Fica a imagem, é lindo........

----------


## Ricardo Oliveira

BRUTAL.....Bem, todos os dias aprendemos coisas novas.......Nunca imaginei zebrasoma flavescens tricolores :EEK!:  :EEK!:  :EEK!:  :EEK!: LINDO,LINDO.

----------


## Filipe Pacheco

Esta foi a primeira vez que vi uma morph de um flavescens

Mas aqui estão as do belíssimo Holacanthus ciliaris

Cor natural do peixe: http://www.keylargodiving.com/08%20G...ox%20%2708.JPG

Morphs: (as fotos tão pequenas)

Esta é branca:

http://www.geocities.com/naturaldesi...hite3morph.jpg

Aqui está a azul com uma de cor natural:

http://www.geocities.com/naturaldesi...ulGD_morph.jpg

Não sei o preço do ciliaris adulto normal...mas deve ser bem alto; então imaginei o preço de uma morph destas eh eh.

----------


## Paulo Coelho

Isto é um aquario ou um viveiro 
todos queremos uma coisa igual ou será que é demais 
ainda de escreve por aqui acerca do excesso de peixes nos nossos aquarios, será que assim tão linear o termos excesso de vivos ?

----------


## Jorge Neves

> Isto é um aquario ou um viveiro 
> todos queremos uma coisa igual ou será que é demais 
> ainda de escreve por aqui acerca do excesso de peixes nos nossos aquarios, será que assim tão linear o termos excesso de vivos ?

-=-=-=-=-

TAREFA DO EXERCÍCIO 1 » No excerto, qual peixe Ricardo Oliveira diz nunca ter imaginado tricolor?

-=-=-=-=-

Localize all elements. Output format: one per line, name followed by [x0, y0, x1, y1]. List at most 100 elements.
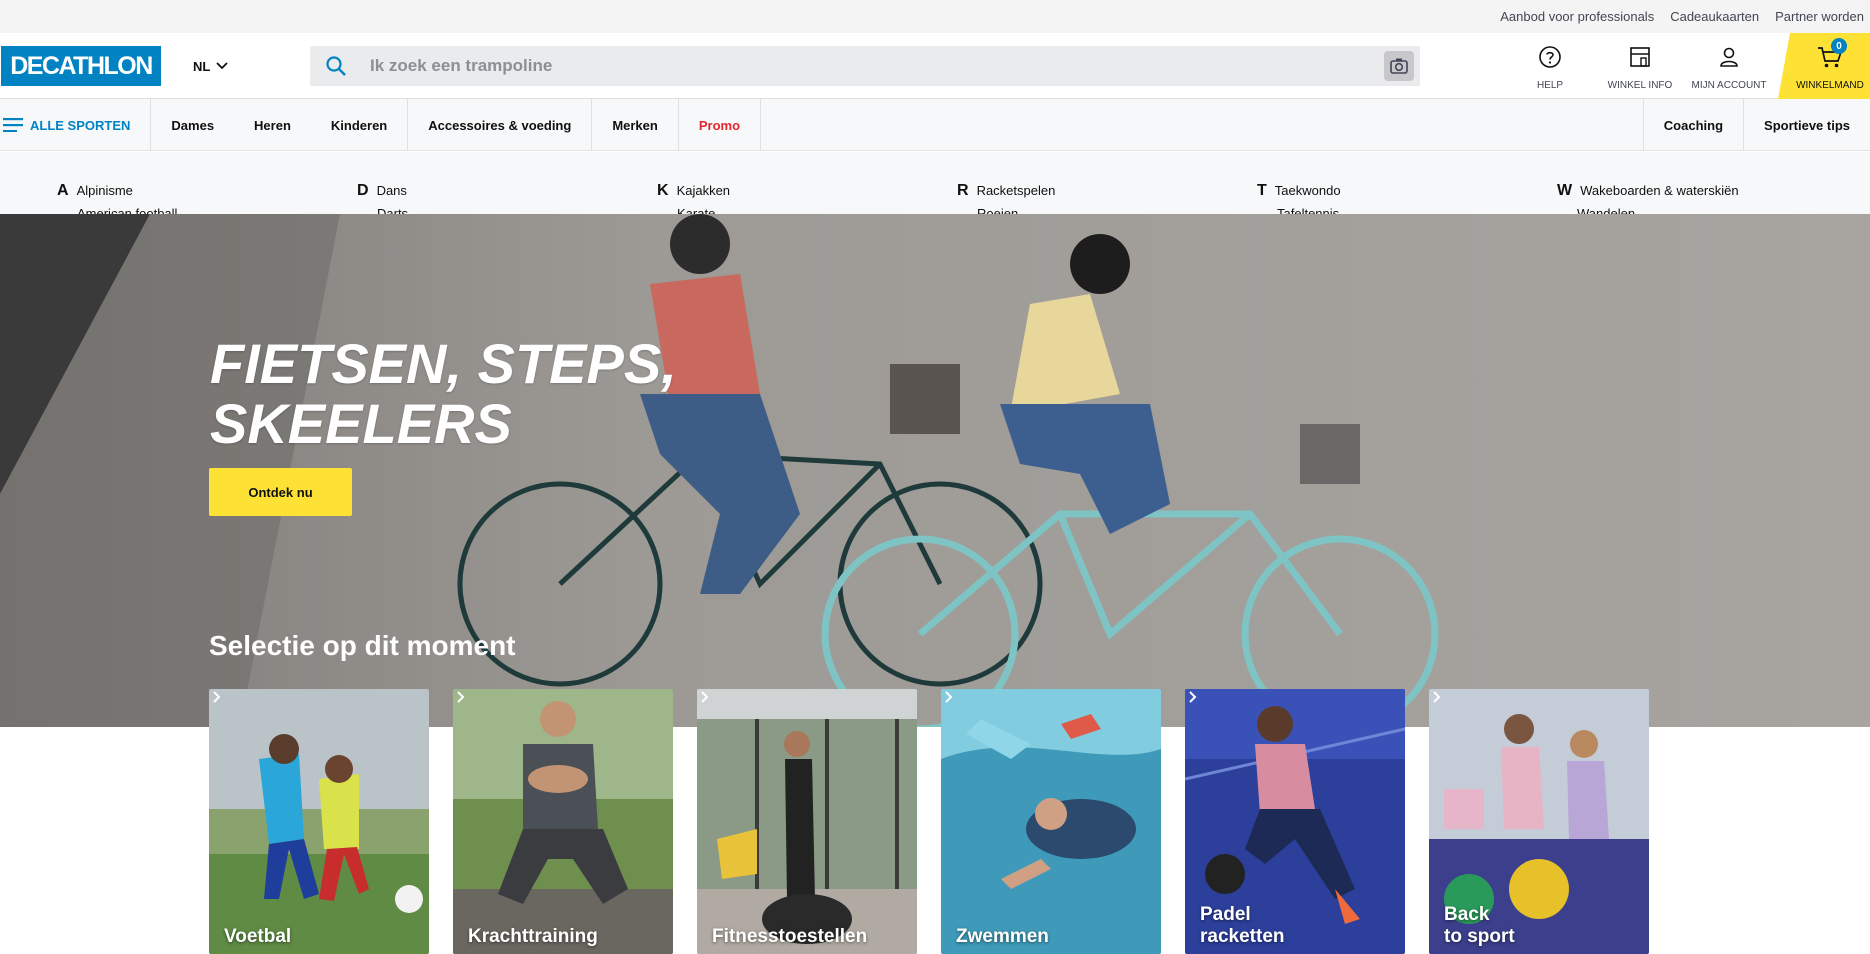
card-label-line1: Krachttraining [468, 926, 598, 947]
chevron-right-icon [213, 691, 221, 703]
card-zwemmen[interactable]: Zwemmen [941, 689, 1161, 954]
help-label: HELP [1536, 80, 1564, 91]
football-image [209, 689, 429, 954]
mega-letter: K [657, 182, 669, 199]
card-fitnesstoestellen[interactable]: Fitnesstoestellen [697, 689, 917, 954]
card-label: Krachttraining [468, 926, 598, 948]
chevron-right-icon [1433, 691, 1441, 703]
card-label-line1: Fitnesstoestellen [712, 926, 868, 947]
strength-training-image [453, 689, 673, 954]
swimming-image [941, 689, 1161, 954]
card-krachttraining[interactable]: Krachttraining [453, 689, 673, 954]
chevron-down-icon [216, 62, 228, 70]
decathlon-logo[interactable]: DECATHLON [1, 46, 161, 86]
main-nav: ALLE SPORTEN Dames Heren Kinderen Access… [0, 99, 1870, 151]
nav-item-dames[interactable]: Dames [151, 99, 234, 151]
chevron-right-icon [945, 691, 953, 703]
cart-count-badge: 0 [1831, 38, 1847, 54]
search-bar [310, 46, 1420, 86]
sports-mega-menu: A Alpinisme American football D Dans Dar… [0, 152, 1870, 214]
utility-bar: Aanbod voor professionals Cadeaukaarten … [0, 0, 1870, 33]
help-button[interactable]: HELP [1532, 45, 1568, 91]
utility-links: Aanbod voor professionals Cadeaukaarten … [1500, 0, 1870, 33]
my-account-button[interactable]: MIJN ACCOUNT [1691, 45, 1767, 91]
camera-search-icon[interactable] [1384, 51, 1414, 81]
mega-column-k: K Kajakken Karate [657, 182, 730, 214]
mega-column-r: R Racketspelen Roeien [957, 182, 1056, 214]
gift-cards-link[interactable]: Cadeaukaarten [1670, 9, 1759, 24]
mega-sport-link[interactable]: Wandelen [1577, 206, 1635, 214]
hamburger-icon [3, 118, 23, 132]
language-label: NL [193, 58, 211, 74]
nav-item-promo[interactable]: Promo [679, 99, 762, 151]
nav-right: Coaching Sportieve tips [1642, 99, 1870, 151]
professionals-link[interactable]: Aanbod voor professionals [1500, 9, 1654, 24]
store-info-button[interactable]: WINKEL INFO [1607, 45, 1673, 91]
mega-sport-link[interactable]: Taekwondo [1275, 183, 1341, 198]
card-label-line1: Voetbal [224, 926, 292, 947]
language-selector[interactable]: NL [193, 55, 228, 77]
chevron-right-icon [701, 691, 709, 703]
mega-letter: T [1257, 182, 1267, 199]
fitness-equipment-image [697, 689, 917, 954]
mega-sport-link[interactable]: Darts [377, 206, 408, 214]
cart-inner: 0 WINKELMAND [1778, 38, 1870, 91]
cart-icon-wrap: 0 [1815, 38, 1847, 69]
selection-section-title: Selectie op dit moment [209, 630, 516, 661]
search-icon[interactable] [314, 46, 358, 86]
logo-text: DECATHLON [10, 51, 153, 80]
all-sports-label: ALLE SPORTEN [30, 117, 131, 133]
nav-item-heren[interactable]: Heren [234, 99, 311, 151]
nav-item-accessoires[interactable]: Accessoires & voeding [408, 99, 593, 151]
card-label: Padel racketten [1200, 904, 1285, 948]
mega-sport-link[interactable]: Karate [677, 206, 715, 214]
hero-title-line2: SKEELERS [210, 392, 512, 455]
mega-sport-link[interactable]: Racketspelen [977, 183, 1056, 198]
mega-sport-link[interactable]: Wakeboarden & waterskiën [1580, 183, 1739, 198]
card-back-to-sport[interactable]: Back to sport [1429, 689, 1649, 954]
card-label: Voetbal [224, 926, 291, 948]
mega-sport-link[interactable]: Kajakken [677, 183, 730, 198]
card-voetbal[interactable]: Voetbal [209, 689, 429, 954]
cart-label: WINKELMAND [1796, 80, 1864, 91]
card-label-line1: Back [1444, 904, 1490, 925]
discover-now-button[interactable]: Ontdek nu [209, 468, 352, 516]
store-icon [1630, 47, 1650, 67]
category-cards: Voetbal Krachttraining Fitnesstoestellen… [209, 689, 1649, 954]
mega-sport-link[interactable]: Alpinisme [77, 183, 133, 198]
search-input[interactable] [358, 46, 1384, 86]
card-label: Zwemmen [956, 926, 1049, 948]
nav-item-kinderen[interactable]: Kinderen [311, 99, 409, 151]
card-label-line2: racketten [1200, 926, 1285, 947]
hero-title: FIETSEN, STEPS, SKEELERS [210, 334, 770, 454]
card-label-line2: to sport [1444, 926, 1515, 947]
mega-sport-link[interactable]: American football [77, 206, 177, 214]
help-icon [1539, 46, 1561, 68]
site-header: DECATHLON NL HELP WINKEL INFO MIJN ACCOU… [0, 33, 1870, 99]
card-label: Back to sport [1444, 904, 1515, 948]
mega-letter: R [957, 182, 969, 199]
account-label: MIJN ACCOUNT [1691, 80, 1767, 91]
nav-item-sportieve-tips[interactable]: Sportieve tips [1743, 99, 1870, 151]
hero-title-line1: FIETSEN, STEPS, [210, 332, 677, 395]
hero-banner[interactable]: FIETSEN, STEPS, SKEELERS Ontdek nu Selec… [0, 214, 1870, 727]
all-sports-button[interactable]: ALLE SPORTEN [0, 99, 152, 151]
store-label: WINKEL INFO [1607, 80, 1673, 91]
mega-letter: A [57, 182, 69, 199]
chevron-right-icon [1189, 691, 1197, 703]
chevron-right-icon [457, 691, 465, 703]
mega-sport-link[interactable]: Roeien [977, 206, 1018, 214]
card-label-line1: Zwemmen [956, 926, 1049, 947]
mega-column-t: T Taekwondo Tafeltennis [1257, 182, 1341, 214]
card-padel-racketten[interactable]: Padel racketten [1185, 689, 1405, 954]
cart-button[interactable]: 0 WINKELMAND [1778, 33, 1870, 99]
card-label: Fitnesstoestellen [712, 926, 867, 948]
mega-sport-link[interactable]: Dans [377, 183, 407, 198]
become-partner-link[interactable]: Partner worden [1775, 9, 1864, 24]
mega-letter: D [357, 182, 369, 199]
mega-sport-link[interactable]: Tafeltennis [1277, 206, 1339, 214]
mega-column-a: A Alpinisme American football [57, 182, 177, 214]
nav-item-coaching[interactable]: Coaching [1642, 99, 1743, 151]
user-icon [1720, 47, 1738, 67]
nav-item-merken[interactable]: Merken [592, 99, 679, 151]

-=-=-=-=-

TAREFA DO EXERCÍCIO 2 » Extraia da listagem cada linha que contenha a palavra "Krachttraining", diferenciando maiúsculas de minúsculas.

RESPOSTA DO EXERCÍCIO 1 » O zebrasoma flavescens.

RESPOSTA DO EXERCÍCIO 2 »
card-label-line1: Krachttraining [468, 926, 598, 947]
card-label: Krachttraining [468, 926, 598, 948]
card-krachttraining[interactable]: Krachttraining [453, 689, 673, 954]
category-cards: Voetbal Krachttraining Fitnesstoestellen… [209, 689, 1649, 954]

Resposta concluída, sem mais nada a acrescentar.